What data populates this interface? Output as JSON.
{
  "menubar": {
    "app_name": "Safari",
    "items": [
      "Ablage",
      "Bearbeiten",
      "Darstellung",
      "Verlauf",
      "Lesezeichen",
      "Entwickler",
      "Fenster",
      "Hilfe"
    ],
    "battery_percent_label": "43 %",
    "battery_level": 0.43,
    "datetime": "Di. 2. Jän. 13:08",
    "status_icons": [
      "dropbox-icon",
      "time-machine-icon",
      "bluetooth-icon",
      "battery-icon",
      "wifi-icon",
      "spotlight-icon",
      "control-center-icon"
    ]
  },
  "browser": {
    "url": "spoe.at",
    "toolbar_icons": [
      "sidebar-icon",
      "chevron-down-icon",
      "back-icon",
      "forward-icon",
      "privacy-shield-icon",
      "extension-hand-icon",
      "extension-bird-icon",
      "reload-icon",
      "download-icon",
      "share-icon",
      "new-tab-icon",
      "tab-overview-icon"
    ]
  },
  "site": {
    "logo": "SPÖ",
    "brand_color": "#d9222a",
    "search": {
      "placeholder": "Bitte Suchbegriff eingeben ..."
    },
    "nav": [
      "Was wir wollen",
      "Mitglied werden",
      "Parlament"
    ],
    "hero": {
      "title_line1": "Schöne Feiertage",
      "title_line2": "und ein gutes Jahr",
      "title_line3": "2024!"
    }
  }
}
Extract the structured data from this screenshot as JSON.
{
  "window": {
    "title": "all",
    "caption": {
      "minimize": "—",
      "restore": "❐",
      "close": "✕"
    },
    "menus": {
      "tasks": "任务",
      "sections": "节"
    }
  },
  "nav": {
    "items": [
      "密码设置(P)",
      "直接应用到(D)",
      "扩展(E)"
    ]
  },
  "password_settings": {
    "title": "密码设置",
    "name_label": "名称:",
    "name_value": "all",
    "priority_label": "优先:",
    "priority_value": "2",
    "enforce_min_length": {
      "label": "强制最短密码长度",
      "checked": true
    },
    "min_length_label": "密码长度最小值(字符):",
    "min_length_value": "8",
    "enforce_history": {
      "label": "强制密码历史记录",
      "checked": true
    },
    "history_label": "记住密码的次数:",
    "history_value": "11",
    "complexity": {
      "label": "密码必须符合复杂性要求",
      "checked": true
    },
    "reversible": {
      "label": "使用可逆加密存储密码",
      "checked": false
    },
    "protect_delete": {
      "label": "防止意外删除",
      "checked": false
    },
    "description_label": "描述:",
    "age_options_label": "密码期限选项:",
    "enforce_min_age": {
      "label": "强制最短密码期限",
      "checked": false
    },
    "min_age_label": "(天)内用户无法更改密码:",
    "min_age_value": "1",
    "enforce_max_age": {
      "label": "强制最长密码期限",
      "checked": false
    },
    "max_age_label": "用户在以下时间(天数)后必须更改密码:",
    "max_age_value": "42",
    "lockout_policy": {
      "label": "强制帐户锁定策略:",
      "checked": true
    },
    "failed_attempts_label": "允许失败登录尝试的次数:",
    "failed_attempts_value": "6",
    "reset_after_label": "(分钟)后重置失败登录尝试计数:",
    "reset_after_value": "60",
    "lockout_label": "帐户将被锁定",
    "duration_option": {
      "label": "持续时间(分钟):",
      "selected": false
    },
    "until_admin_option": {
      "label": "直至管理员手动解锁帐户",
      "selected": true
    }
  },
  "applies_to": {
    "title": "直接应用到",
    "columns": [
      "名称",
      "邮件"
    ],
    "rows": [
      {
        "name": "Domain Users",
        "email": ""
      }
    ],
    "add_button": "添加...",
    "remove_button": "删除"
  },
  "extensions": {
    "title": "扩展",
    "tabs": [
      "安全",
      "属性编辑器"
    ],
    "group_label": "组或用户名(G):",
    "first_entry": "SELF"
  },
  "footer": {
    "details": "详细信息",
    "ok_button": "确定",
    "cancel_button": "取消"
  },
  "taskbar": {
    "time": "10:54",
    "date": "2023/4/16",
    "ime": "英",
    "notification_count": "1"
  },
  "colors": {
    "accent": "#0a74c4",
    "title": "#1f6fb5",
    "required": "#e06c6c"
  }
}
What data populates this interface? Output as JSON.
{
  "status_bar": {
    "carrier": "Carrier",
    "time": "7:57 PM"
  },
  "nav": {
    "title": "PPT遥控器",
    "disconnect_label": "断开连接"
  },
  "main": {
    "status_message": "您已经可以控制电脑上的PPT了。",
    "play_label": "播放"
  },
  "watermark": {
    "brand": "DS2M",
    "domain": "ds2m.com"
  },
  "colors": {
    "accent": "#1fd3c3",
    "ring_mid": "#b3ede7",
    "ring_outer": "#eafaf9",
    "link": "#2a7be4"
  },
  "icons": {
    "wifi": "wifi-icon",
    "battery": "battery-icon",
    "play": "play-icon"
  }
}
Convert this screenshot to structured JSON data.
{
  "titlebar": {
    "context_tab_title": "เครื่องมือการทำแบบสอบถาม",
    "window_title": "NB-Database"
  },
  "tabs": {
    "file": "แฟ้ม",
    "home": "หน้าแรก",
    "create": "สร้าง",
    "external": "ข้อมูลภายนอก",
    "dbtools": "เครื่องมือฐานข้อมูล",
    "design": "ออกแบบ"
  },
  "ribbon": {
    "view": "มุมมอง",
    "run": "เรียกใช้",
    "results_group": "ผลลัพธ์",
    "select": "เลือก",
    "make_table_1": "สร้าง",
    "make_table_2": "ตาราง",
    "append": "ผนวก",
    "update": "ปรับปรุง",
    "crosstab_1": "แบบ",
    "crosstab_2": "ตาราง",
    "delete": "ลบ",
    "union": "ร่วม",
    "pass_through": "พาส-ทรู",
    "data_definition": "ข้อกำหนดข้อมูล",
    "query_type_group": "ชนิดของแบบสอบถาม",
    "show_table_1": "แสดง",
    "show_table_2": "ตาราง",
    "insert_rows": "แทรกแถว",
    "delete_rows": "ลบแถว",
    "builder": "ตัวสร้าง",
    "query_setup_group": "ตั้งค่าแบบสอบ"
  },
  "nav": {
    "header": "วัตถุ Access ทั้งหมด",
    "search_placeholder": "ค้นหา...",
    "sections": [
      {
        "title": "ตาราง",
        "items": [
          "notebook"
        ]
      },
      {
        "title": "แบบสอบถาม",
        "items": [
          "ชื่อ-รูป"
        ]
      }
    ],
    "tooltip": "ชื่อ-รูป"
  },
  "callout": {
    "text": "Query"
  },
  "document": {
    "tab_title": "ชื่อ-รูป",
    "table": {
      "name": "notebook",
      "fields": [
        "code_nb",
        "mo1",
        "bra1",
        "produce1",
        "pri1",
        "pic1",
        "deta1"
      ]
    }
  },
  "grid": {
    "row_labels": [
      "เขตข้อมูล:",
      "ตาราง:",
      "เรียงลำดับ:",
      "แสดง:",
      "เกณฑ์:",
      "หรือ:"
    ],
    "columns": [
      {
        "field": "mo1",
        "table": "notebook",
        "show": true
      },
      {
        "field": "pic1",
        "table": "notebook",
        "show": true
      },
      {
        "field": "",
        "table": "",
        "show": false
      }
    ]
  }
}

···

* [Exercise task]: Take the data above and return it exactly.

* [Exercise result]:
What data populates this interface? Output as JSON.
{
  "menubar": {
    "app_name": "Safari",
    "items": [
      "Ablage",
      "Bearbeiten",
      "Darstellung",
      "Verlauf",
      "Lesezeichen",
      "Entwickler",
      "Fenster",
      "Hilfe"
    ],
    "battery_percent_label": "43 %",
    "battery_level": 0.43,
    "datetime": "Di. 2. Jän. 13:08",
    "status_icons": [
      "dropbox-icon",
      "time-machine-icon",
      "bluetooth-icon",
      "battery-icon",
      "wifi-icon",
      "spotlight-icon",
      "control-center-icon"
    ]
  },
  "browser": {
    "url": "spoe.at",
    "toolbar_icons": [
      "sidebar-icon",
      "chevron-down-icon",
      "back-icon",
      "forward-icon",
      "privacy-shield-icon",
      "extension-hand-icon",
      "extension-bird-icon",
      "reload-icon",
      "download-icon",
      "share-icon",
      "new-tab-icon",
      "tab-overview-icon"
    ]
  },
  "site": {
    "logo": "SPÖ",
    "brand_color": "#d9222a",
    "search": {
      "placeholder": "Bitte Suchbegriff eingeben ..."
    },
    "nav": [
      "Was wir wollen",
      "Mitglied werden",
      "Parlament"
    ],
    "hero": {
      "title_line1": "Schöne Feiertage",
      "title_line2": "und ein gutes Jahr",
      "title_line3": "2024!"
    }
  }
}
Extract the structured data from this screenshot as JSON.
{
  "window": {
    "title": "all",
    "caption": {
      "minimize": "—",
      "restore": "❐",
      "close": "✕"
    },
    "menus": {
      "tasks": "任务",
      "sections": "节"
    }
  },
  "nav": {
    "items": [
      "密码设置(P)",
      "直接应用到(D)",
      "扩展(E)"
    ]
  },
  "password_settings": {
    "title": "密码设置",
    "name_label": "名称:",
    "name_value": "all",
    "priority_label": "优先:",
    "priority_value": "2",
    "enforce_min_length": {
      "label": "强制最短密码长度",
      "checked": true
    },
    "min_length_label": "密码长度最小值(字符):",
    "min_length_value": "8",
    "enforce_history": {
      "label": "强制密码历史记录",
      "checked": true
    },
    "history_label": "记住密码的次数:",
    "history_value": "11",
    "complexity": {
      "label": "密码必须符合复杂性要求",
      "checked": true
    },
    "reversible": {
      "label": "使用可逆加密存储密码",
      "checked": false
    },
    "protect_delete": {
      "label": "防止意外删除",
      "checked": false
    },
    "description_label": "描述:",
    "age_options_label": "密码期限选项:",
    "enforce_min_age": {
      "label": "强制最短密码期限",
      "checked": false
    },
    "min_age_label": "(天)内用户无法更改密码:",
    "min_age_value": "1",
    "enforce_max_age": {
      "label": "强制最长密码期限",
      "checked": false
    },
    "max_age_label": "用户在以下时间(天数)后必须更改密码:",
    "max_age_value": "42",
    "lockout_policy": {
      "label": "强制帐户锁定策略:",
      "checked": true
    },
    "failed_attempts_label": "允许失败登录尝试的次数:",
    "failed_attempts_value": "6",
    "reset_after_label": "(分钟)后重置失败登录尝试计数:",
    "reset_after_value": "60",
    "lockout_label": "帐户将被锁定",
    "duration_option": {
      "label": "持续时间(分钟):",
      "selected": false
    },
    "until_admin_option": {
      "label": "直至管理员手动解锁帐户",
      "selected": true
    }
  },
  "applies_to": {
    "title": "直接应用到",
    "columns": [
      "名称",
      "邮件"
    ],
    "rows": [
      {
        "name": "Domain Users",
        "email": ""
      }
    ],
    "add_button": "添加...",
    "remove_button": "删除"
  },
  "extensions": {
    "title": "扩展",
    "tabs": [
      "安全",
      "属性编辑器"
    ],
    "group_label": "组或用户名(G):",
    "first_entry": "SELF"
  },
  "footer": {
    "details": "详细信息",
    "ok_button": "确定",
    "cancel_button": "取消"
  },
  "taskbar": {
    "time": "10:54",
    "date": "2023/4/16",
    "ime": "英",
    "notification_count": "1"
  },
  "colors": {
    "accent": "#0a74c4",
    "title": "#1f6fb5",
    "required": "#e06c6c"
  }
}
What data populates this interface? Output as JSON.
{
  "status_bar": {
    "carrier": "Carrier",
    "time": "7:57 PM"
  },
  "nav": {
    "title": "PPT遥控器",
    "disconnect_label": "断开连接"
  },
  "main": {
    "status_message": "您已经可以控制电脑上的PPT了。",
    "play_label": "播放"
  },
  "watermark": {
    "brand": "DS2M",
    "domain": "ds2m.com"
  },
  "colors": {
    "accent": "#1fd3c3",
    "ring_mid": "#b3ede7",
    "ring_outer": "#eafaf9",
    "link": "#2a7be4"
  },
  "icons": {
    "wifi": "wifi-icon",
    "battery": "battery-icon",
    "play": "play-icon"
  }
}
Convert this screenshot to structured JSON data.
{
  "titlebar": {
    "context_tab_title": "เครื่องมือการทำแบบสอบถาม",
    "window_title": "NB-Database"
  },
  "tabs": {
    "file": "แฟ้ม",
    "home": "หน้าแรก",
    "create": "สร้าง",
    "external": "ข้อมูลภายนอก",
    "dbtools": "เครื่องมือฐานข้อมูล",
    "design": "ออกแบบ"
  },
  "ribbon": {
    "view": "มุมมอง",
    "run": "เรียกใช้",
    "results_group": "ผลลัพธ์",
    "select": "เลือก",
    "make_table_1": "สร้าง",
    "make_table_2": "ตาราง",
    "append": "ผนวก",
    "update": "ปรับปรุง",
    "crosstab_1": "แบบ",
    "crosstab_2": "ตาราง",
    "delete": "ลบ",
    "union": "ร่วม",
    "pass_through": "พาส-ทรู",
    "data_definition": "ข้อกำหนดข้อมูล",
    "query_type_group": "ชนิดของแบบสอบถาม",
    "show_table_1": "แสดง",
    "show_table_2": "ตาราง",
    "insert_rows": "แทรกแถว",
    "delete_rows": "ลบแถว",
    "builder": "ตัวสร้าง",
    "query_setup_group": "ตั้งค่าแบบสอบ"
  },
  "nav": {
    "header": "วัตถุ Access ทั้งหมด",
    "search_placeholder": "ค้นหา...",
    "sections": [
      {
        "title": "ตาราง",
        "items": [
          "notebook"
        ]
      },
      {
        "title": "แบบสอบถาม",
        "items": [
          "ชื่อ-รูป"
        ]
      }
    ],
    "tooltip": "ชื่อ-รูป"
  },
  "callout": {
    "text": "Query"
  },
  "document": {
    "tab_title": "ชื่อ-รูป",
    "table": {
      "name": "notebook",
      "fields": [
        "code_nb",
        "mo1",
        "bra1",
        "produce1",
        "pri1",
        "pic1",
        "deta1"
      ]
    }
  },
  "grid": {
    "row_labels": [
      "เขตข้อมูล:",
      "ตาราง:",
      "เรียงลำดับ:",
      "แสดง:",
      "เกณฑ์:",
      "หรือ:"
    ],
    "columns": [
      {
        "field": "mo1",
        "table": "notebook",
        "show": true
      },
      {
        "field": "pic1",
        "table": "notebook",
        "show": true
      },
      {
        "field": "",
        "table": "",
        "show": false
      }
    ]
  }
}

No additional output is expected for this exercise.